• _Exercício proposto_
Troque "violão" por "piano" no trecho sobre a memória ilustrada e reproduza-o começando nas palavras "Bom, eu tenho" e parando depois de "era o desenho.".

Memória ilustrada
Daqui a alguns meses, se tudo ocorrer certo, serei oficialmente um designer, um profissional da comunicação visual. Ainda tenho muito pela frente lógico, esse é só o começo. Mas foi uma boa caminhada até aqui... mas porque eu vim parar logo aqui? Depois de escrever sobre a minha memória musical me indaguei: porque designer e não musico? Resolvi fazer outra escavação na minha mente para me conhecer melhor ao que me trouxe até o designer e consequentemente o ilustrador que pretendo ser.
Bom, eu tenho uma boa resposta quanto ao fato de não ser musico, vergonhosamente eu não sei tocar instrumento nenhum, sim isso é uma lastima para mim. Se eu gostava tanto das guitarradas porque eu não pensei desde aquele tempo em fazer aulas de violão pelo menos? Se eu começasse naquele possivelmente hoje eu seria um demônio (ou não) dos dedilhados. Mas enfim, música eu apenas apreciava, o que eu praticava desde aquela época, como toda criança, era o desenho.

• _Bloco de dados_
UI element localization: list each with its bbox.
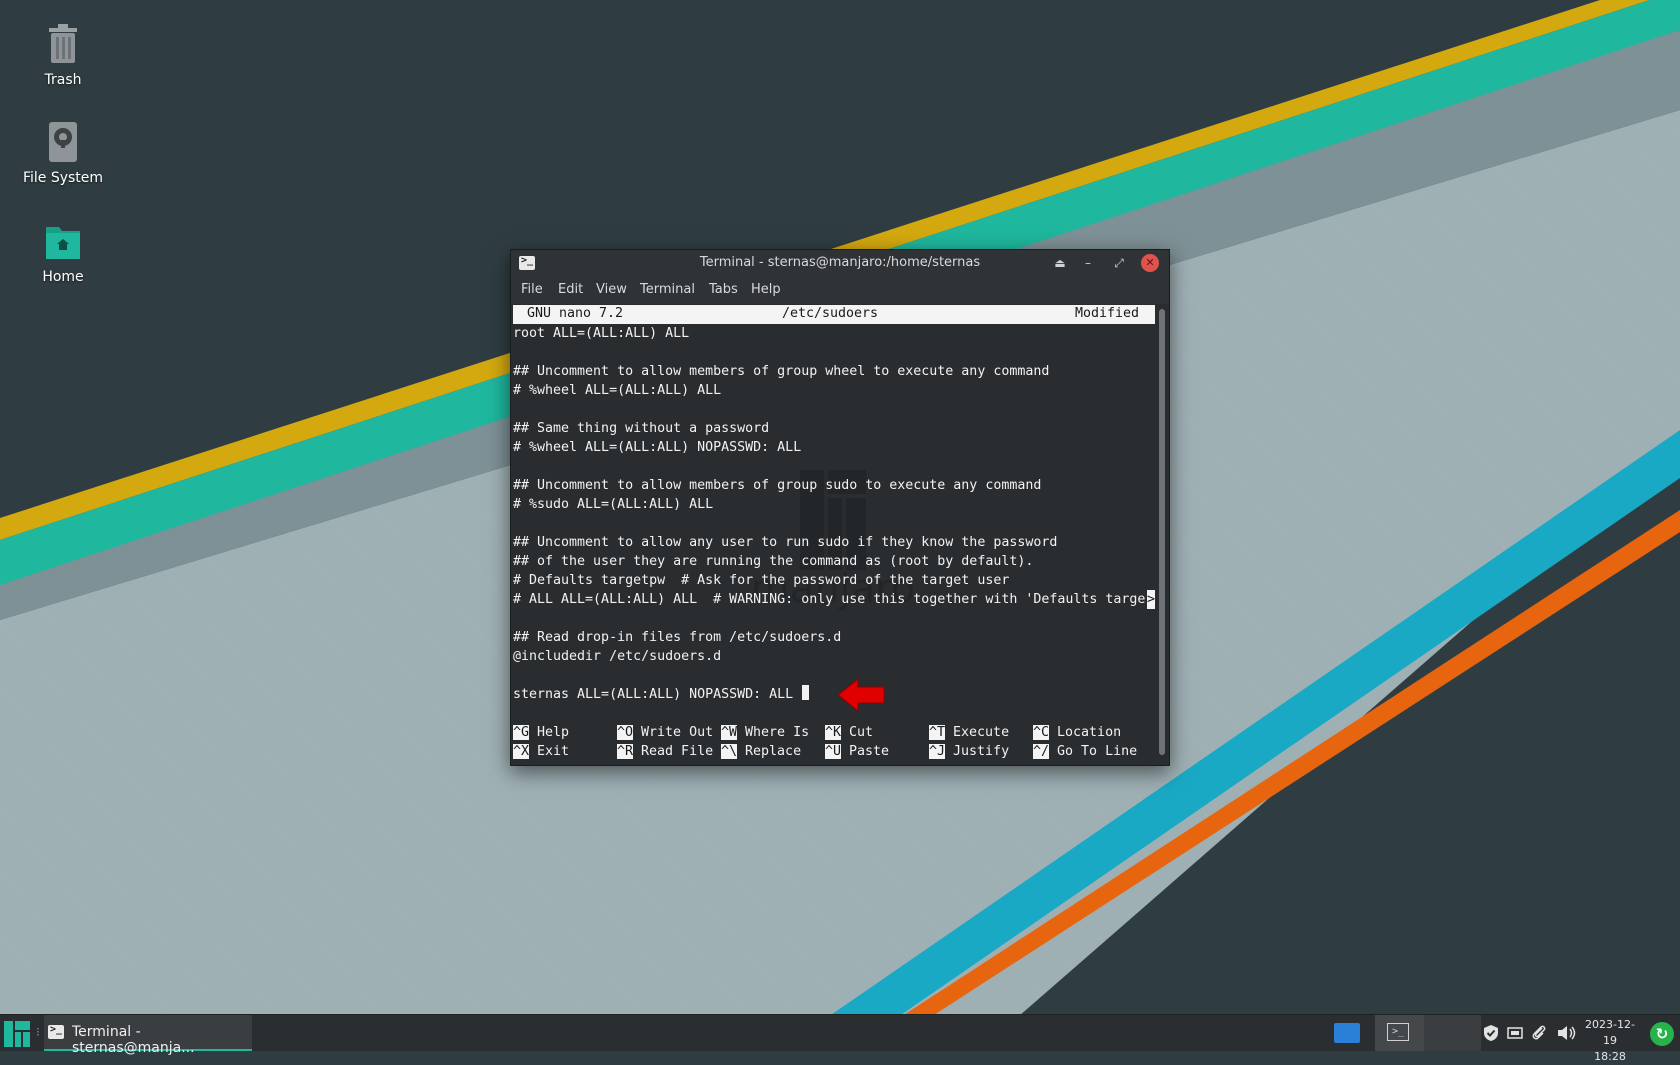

• _Resposta completa_
Bom, eu tenho uma boa resposta quanto ao fato de não ser musico, vergonhosamente eu não sei tocar instrumento nenhum, sim isso é uma lastima para mim. Se eu gostava tanto das guitarradas porque eu não pensei desde aquele tempo em fazer aulas de piano pelo menos? Se eu começasse naquele possivelmente hoje eu seria um demônio (ou não) dos dedilhados. Mas enfim, música eu apenas apreciava, o que eu praticava desde aquela época, como toda criança, era o desenho.